# WORK REQUIRED
Return each line of the data below exactly, omitting any pictures.

# GIVEN DATA
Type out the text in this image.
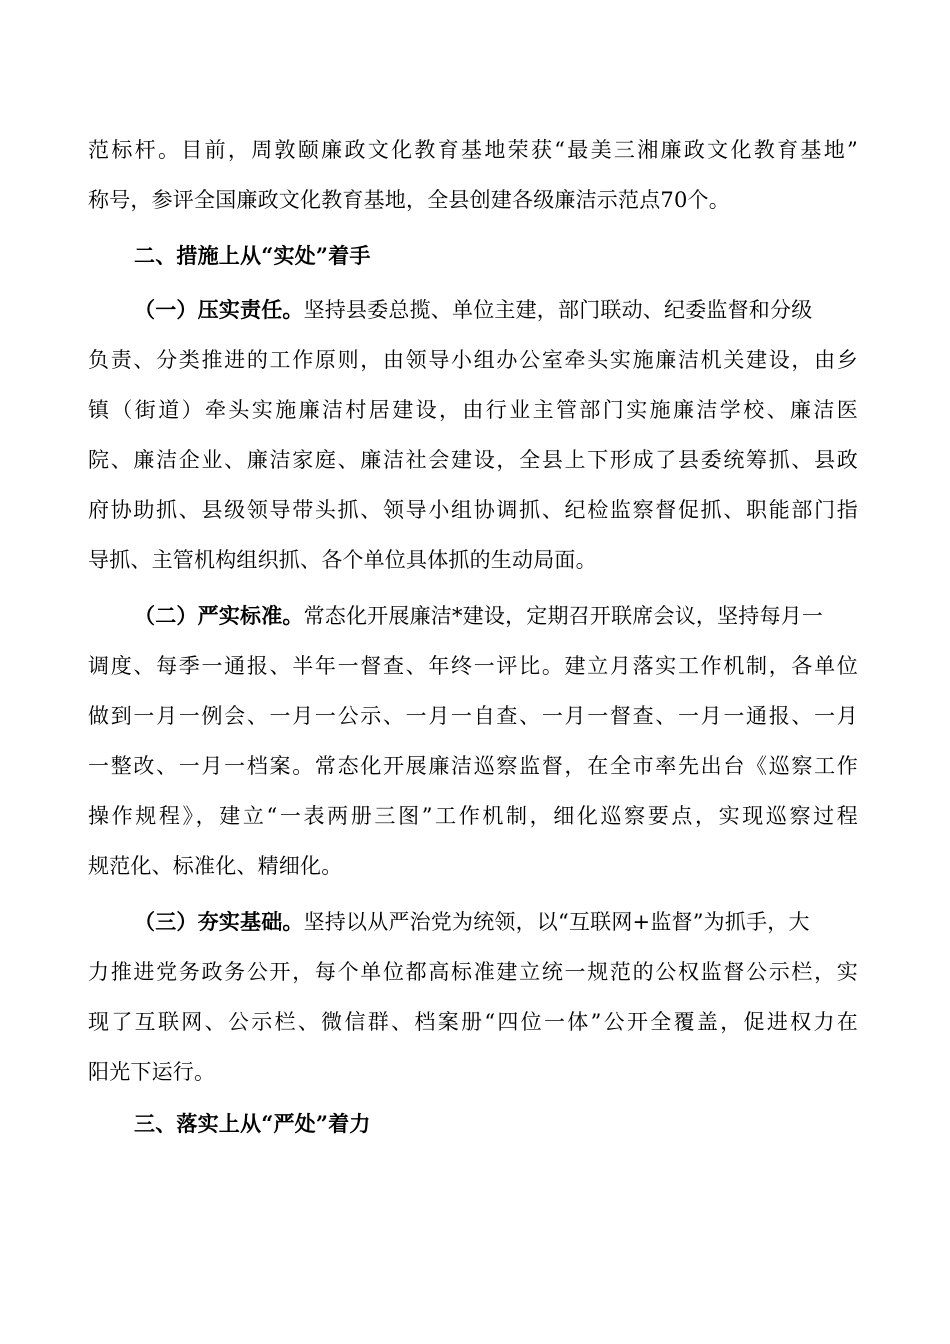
范标杆。目前，周敦颐廉政文化教育基地荣获“最美三湘廉政文化教育基地”
称号，参评全国廉政文化教育基地，全县创建各级廉洁示范点70个。
二、措施上从“实处”着手
（一）压实责任。坚持县委总揽、单位主建，部门联动、纪委监督和分级
负责、分类推进的工作原则，由领导小组办公室牵头实施廉洁机关建设，由乡
镇（街道）牵头实施廉洁村居建设，由行业主管部门实施廉洁学校、廉洁医
院、廉洁企业、廉洁家庭、廉洁社会建设，全县上下形成了县委统筹抓、县政
府协助抓、县级领导带头抓、领导小组协调抓、纪检监察督促抓、职能部门指
导抓、主管机构组织抓、各个单位具体抓的生动局面。
（二）严实标准。常态化开展廉洁*建设，定期召开联席会议，坚持每月一
调度、每季一通报、半年一督查、年终一评比。建立月落实工作机制，各单位
做到一月一例会、一月一公示、一月一自查、一月一督查、一月一通报、一月
一整改、一月一档案。常态化开展廉洁巡察监督，在全市率先出台《巡察工作
操作规程》，建立“一表两册三图”工作机制，细化巡察要点，实现巡察过程
规范化、标准化、精细化。
（三）夯实基础。坚持以从严治党为统领，以“互联网+监督”为抓手，大
力推进党务政务公开，每个单位都高标准建立统一规范的公权监督公示栏，实
现了互联网、公示栏、微信群、档案册“四位一体”公开全覆盖，促进权力在
阳光下运行。
三、落实上从“严处”着力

# WRITTEN REPLY
Type out the text in this image.
范标杆。目前，周敦颐廉政文化教育基地荣获“最美三湘廉政文化教育基地”
称号，参评全国廉政文化教育基地，全县创建各级廉洁示范点70个。
二、措施上从“实处”着手
（一）压实责任。坚持县委总揽、单位主建，部门联动、纪委监督和分级
负责、分类推进的工作原则，由领导小组办公室牵头实施廉洁机关建设，由乡
镇（街道）牵头实施廉洁村居建设，由行业主管部门实施廉洁学校、廉洁医
院、廉洁企业、廉洁家庭、廉洁社会建设，全县上下形成了县委统筹抓、县政
府协助抓、县级领导带头抓、领导小组协调抓、纪检监察督促抓、职能部门指
导抓、主管机构组织抓、各个单位具体抓的生动局面。
（二）严实标准。常态化开展廉洁*建设，定期召开联席会议，坚持每月一
调度、每季一通报、半年一督查、年终一评比。建立月落实工作机制，各单位
做到一月一例会、一月一公示、一月一自查、一月一督查、一月一通报、一月
一整改、一月一档案。常态化开展廉洁巡察监督，在全市率先出台《巡察工作
操作规程》，建立“一表两册三图”工作机制，细化巡察要点，实现巡察过程
规范化、标准化、精细化。
（三）夯实基础。坚持以从严治党为统领，以“互联网+监督”为抓手，大
力推进党务政务公开，每个单位都高标准建立统一规范的公权监督公示栏，实
现了互联网、公示栏、微信群、档案册“四位一体”公开全覆盖，促进权力在
阳光下运行。
三、落实上从“严处”着力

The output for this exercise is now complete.